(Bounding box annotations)
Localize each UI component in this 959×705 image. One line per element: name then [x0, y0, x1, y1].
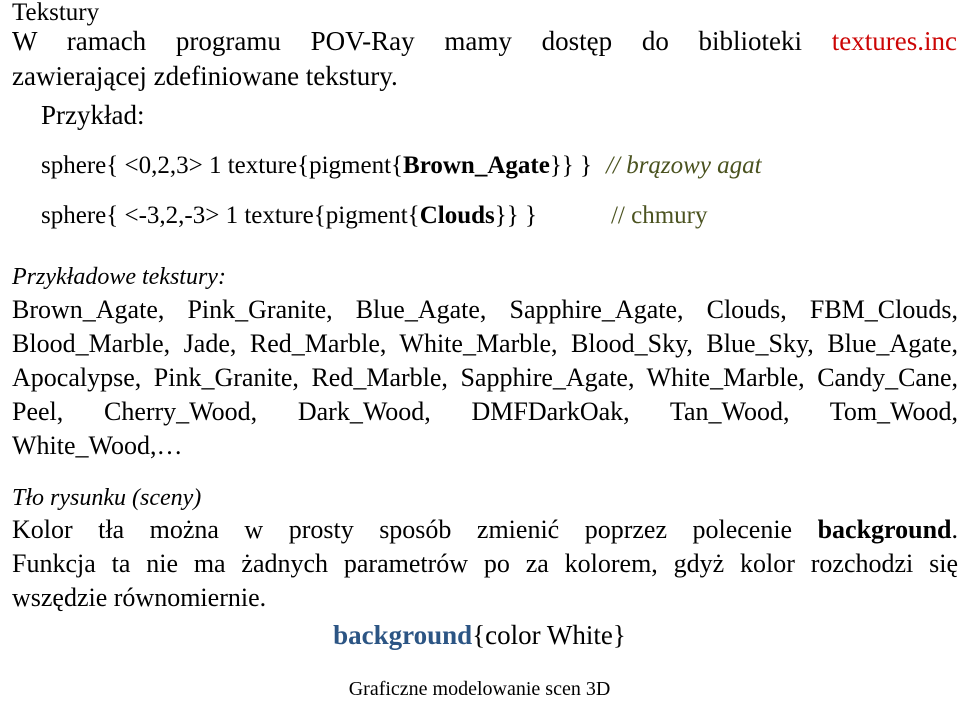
code-line-2-prefix: sphere{ <-3,2,-3> 1 texture{pigment{: [41, 202, 420, 229]
code-line-2-suffix: }} }: [494, 202, 537, 229]
code-line-1-texture-name: Brown_Agate: [403, 152, 550, 179]
code-line-2-texture-name: Clouds: [419, 202, 495, 229]
slide-footer: Graficzne modelowanie scen 3D: [348, 678, 611, 700]
textures-list-line: Apocalypse, Pink_Granite, Red_Marble, Sa…: [12, 363, 958, 392]
background-paragraph-line-1: Kolor tła można w prosty sposób zmienić …: [12, 513, 958, 547]
background-code-arguments: {color White}: [472, 620, 626, 650]
textures-list-heading: Przykładowe tekstury:: [12, 264, 226, 290]
textures-list-line: Brown_Agate, Pink_Granite, Blue_Agate, S…: [12, 295, 958, 324]
code-line-1-prefix: sphere{ <0,2,3> 1 texture{pigment{: [41, 152, 404, 179]
background-paragraph-line-2: Funkcja ta nie ma żadnych parametrów po …: [12, 549, 958, 578]
code-line-1: sphere{ <0,2,3> 1 texture{pigment{Brown_…: [41, 150, 762, 182]
code-line-2-comment: // chmury: [610, 202, 708, 229]
background-paragraph-line-1-text: Kolor tła można w prosty sposób zmienić …: [12, 515, 793, 544]
background-section-heading: Tło rysunku (sceny): [12, 485, 202, 511]
intro-line-1-text: W ramach programu POV-Ray mamy dostęp do…: [12, 26, 803, 56]
background-code-snippet: background{color White}: [0, 618, 959, 652]
textures-inc-filename: textures.inc: [831, 26, 957, 56]
background-keyword-inline: background: [817, 515, 952, 544]
background-paragraph-line-1-period: .: [951, 515, 959, 544]
example-label: Przykład:: [41, 100, 145, 130]
slide-canvas: Tekstury W ramach programu POV-Ray mamy …: [0, 0, 959, 705]
textures-list-line: White_Wood,…: [12, 431, 183, 460]
code-line-1-comment: // brązowy agat: [606, 152, 762, 179]
textures-list: Brown_Agate, Pink_Granite, Blue_Agate, S…: [12, 293, 958, 463]
textures-list-line: Blood_Marble, Jade, Red_Marble, White_Ma…: [12, 329, 958, 358]
textures-list-line: Peel, Cherry_Wood, Dark_Wood, DMFDarkOak…: [12, 397, 958, 426]
intro-paragraph: W ramach programu POV-Ray mamy dostęp do…: [12, 24, 957, 94]
background-paragraph-line-3: wszędzie równomiernie.: [12, 583, 267, 612]
background-code-keyword: background: [333, 620, 473, 650]
intro-line-2: zawierającej zdefiniowane tekstury.: [12, 61, 398, 91]
code-line-1-suffix: }} }: [549, 152, 593, 179]
intro-line-1: W ramach programu POV-Ray mamy dostęp do…: [12, 24, 957, 59]
background-paragraph: Kolor tła można w prosty sposób zmienić …: [12, 513, 958, 615]
code-line-2: sphere{ <-3,2,-3> 1 texture{pigment{Clou…: [41, 200, 708, 232]
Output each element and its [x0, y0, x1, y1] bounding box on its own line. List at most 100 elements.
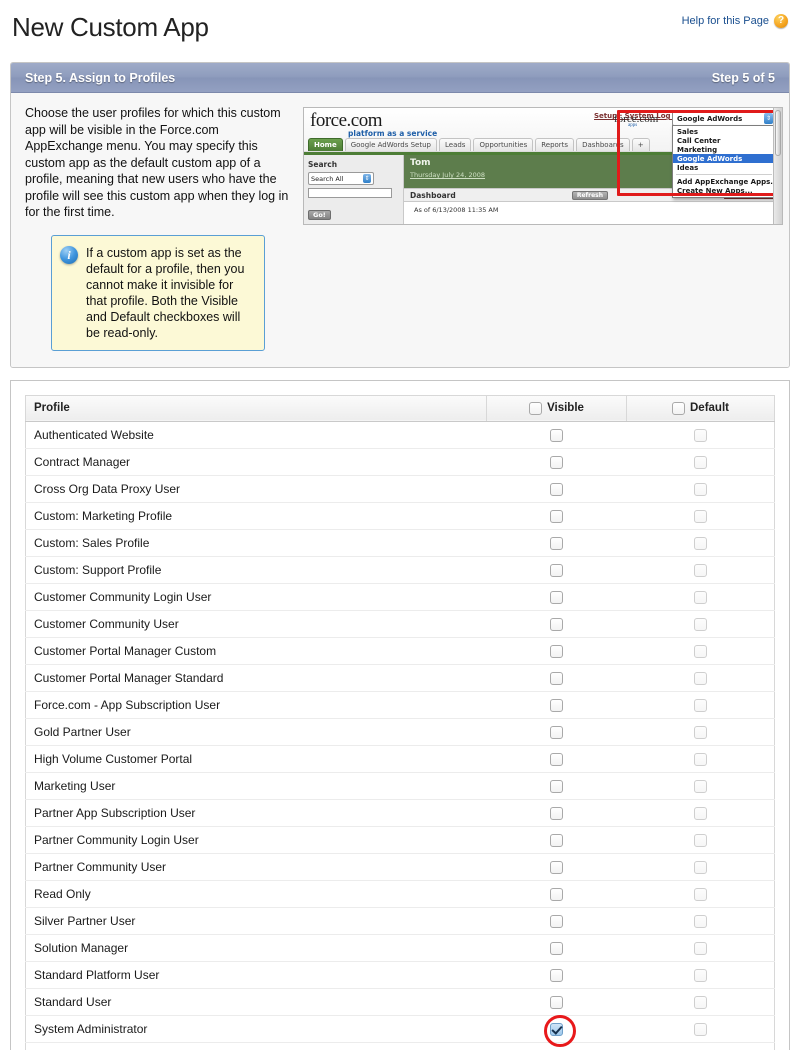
visible-checkbox[interactable] [550, 968, 563, 982]
visible-checkbox[interactable] [550, 806, 563, 820]
visible-checkbox[interactable] [550, 1022, 563, 1036]
visible-checkbox[interactable] [550, 428, 563, 442]
visible-checkbox[interactable] [550, 698, 563, 712]
default-checkbox[interactable] [693, 428, 707, 442]
default-checkbox-cell [626, 664, 775, 692]
default-checkbox-cell [626, 1015, 775, 1043]
default-checkbox[interactable] [693, 752, 707, 766]
visible-checkbox-cell [486, 853, 627, 881]
default-checkbox[interactable] [693, 509, 707, 523]
visible-checkbox-cell [486, 772, 627, 800]
default-checkbox-cell [626, 583, 775, 611]
visible-checkbox[interactable] [550, 752, 563, 766]
question-mark-icon[interactable]: ? [774, 14, 788, 28]
visible-checkbox[interactable] [550, 509, 563, 523]
visible-checkbox-cell [486, 529, 627, 557]
default-checkbox[interactable] [693, 941, 707, 955]
default-checkbox[interactable] [693, 779, 707, 793]
default-checkbox[interactable] [693, 536, 707, 550]
visible-checkbox[interactable] [550, 833, 563, 847]
chevron-updown-icon: ⇕ [764, 113, 773, 124]
default-checkbox[interactable] [693, 590, 707, 604]
table-row: Partner App Subscription User [25, 799, 775, 827]
help-for-this-page[interactable]: Help for this Page ? [682, 14, 788, 28]
default-checkbox-cell [626, 961, 775, 989]
default-checkbox-cell [626, 853, 775, 881]
default-checkbox[interactable] [693, 671, 707, 685]
visible-checkbox-cell [486, 1042, 627, 1050]
profile-name-cell: Marketing User [25, 772, 487, 800]
visible-checkbox[interactable] [550, 482, 563, 496]
column-header-profile: Profile [25, 395, 487, 422]
default-checkbox[interactable] [693, 644, 707, 658]
visible-checkbox-cell [486, 583, 627, 611]
visible-checkbox[interactable] [550, 671, 563, 685]
visible-checkbox[interactable] [550, 725, 563, 739]
thumb-app-logo: force.com apps [614, 113, 658, 128]
visible-checkbox[interactable] [550, 536, 563, 550]
visible-checkbox-cell [486, 826, 627, 854]
thumb-app-picker-select: Google AdWords ⇕ [672, 111, 776, 126]
select-all-default-checkbox[interactable] [672, 401, 685, 415]
table-header-row: Profile Visible Default [25, 395, 775, 422]
visible-checkbox[interactable] [550, 779, 563, 793]
default-checkbox-cell [626, 448, 775, 476]
profile-name-cell: Partner Community User [25, 853, 487, 881]
thumb-app-item-ideas: Ideas [677, 163, 699, 172]
default-checkbox[interactable] [693, 725, 707, 739]
default-checkbox[interactable] [693, 806, 707, 820]
thumb-tab-home: Home [308, 138, 343, 151]
profile-name-cell: Force.com - App Subscription User [25, 691, 487, 719]
default-checkbox[interactable] [693, 563, 707, 577]
visible-checkbox[interactable] [550, 860, 563, 874]
table-row: Custom: Marketing Profile [25, 502, 775, 530]
profile-name-cell: System Administrator [25, 1015, 487, 1043]
instructions-text: Choose the user profiles for which this … [25, 106, 289, 219]
profile-name-cell: Cross Org Data Proxy User [25, 475, 487, 503]
visible-checkbox[interactable] [550, 590, 563, 604]
visible-checkbox[interactable] [550, 617, 563, 631]
default-checkbox[interactable] [693, 455, 707, 469]
step-title: Step 5. Assign to Profiles [25, 70, 176, 85]
default-checkbox[interactable] [693, 482, 707, 496]
visible-checkbox[interactable] [550, 644, 563, 658]
profiles-table-head: Profile Visible Default [25, 395, 775, 422]
visible-checkbox[interactable] [550, 563, 563, 577]
visible-checkbox[interactable] [550, 887, 563, 901]
default-checkbox-cell [626, 1042, 775, 1050]
table-row: Custom: Support Profile [25, 556, 775, 584]
default-checkbox[interactable] [693, 887, 707, 901]
table-row: Marketing User [25, 772, 775, 800]
table-row: Custom: Sales Profile [25, 529, 775, 557]
table-row: Partner Community User [25, 853, 775, 881]
help-link[interactable]: Help for this Page [682, 15, 769, 27]
column-header-visible: Visible [486, 395, 627, 422]
profiles-table-body: Authenticated Website Contract Manager Cro… [25, 421, 775, 1050]
visible-checkbox[interactable] [550, 455, 563, 469]
chevron-updown-icon: ⇕ [363, 174, 371, 183]
thumb-app-item-callcenter: Call Center [677, 136, 721, 145]
default-checkbox[interactable] [693, 833, 707, 847]
default-checkbox[interactable] [693, 968, 707, 982]
table-row: Read Only [25, 880, 775, 908]
thumb-app-action-create: Create New Apps... [677, 186, 753, 195]
visible-checkbox[interactable] [550, 941, 563, 955]
default-checkbox[interactable] [693, 860, 707, 874]
profiles-table-container: Profile Visible Default Authenticated We… [10, 379, 790, 1050]
visible-checkbox[interactable] [550, 914, 563, 928]
default-checkbox[interactable] [693, 617, 707, 631]
default-checkbox-cell [626, 934, 775, 962]
visible-checkbox[interactable] [550, 995, 563, 1009]
example-screenshot-image: force.com platform as a service Setup · … [303, 107, 783, 225]
profiles-table: Profile Visible Default Authenticated We… [25, 394, 775, 1050]
profile-name-cell: Customer Portal Manager Standard [25, 664, 487, 692]
profile-name-cell: Custom: Sales Profile [25, 529, 487, 557]
select-all-visible-checkbox[interactable] [529, 401, 543, 415]
table-row: Authenticated Website [25, 421, 775, 449]
default-checkbox[interactable] [693, 1022, 707, 1036]
default-checkbox[interactable] [693, 698, 707, 712]
visible-checkbox-cell [486, 664, 627, 692]
default-checkbox[interactable] [693, 995, 707, 1009]
table-row: Solution Manager [25, 934, 775, 962]
default-checkbox[interactable] [693, 914, 707, 928]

* _WORK INSTRUCTIONS_: Turn the material above into a numbered list, starting at the line with "visible-checkbox[interactable] [550, 968, 563, 982]" and continuing up to and including the line with "visible-checkbox-cell [486, 853, 627, 881]". Leave out blank lines.

* _EXERCISE RESULT_:
1. visible-checkbox[interactable] [550, 968, 563, 982]
2. visible-checkbox[interactable] [550, 806, 563, 820]
3. visible-checkbox[interactable] [550, 1022, 563, 1036]
4. visible-checkbox[interactable] [550, 428, 563, 442]
5. visible-checkbox[interactable] [550, 698, 563, 712]
6. default-checkbox[interactable] [693, 428, 707, 442]
7. default-checkbox-cell [626, 664, 775, 692]
8. default-checkbox-cell [626, 1015, 775, 1043]
9. default-checkbox[interactable] [693, 752, 707, 766]
10. visible-checkbox-cell [486, 853, 627, 881]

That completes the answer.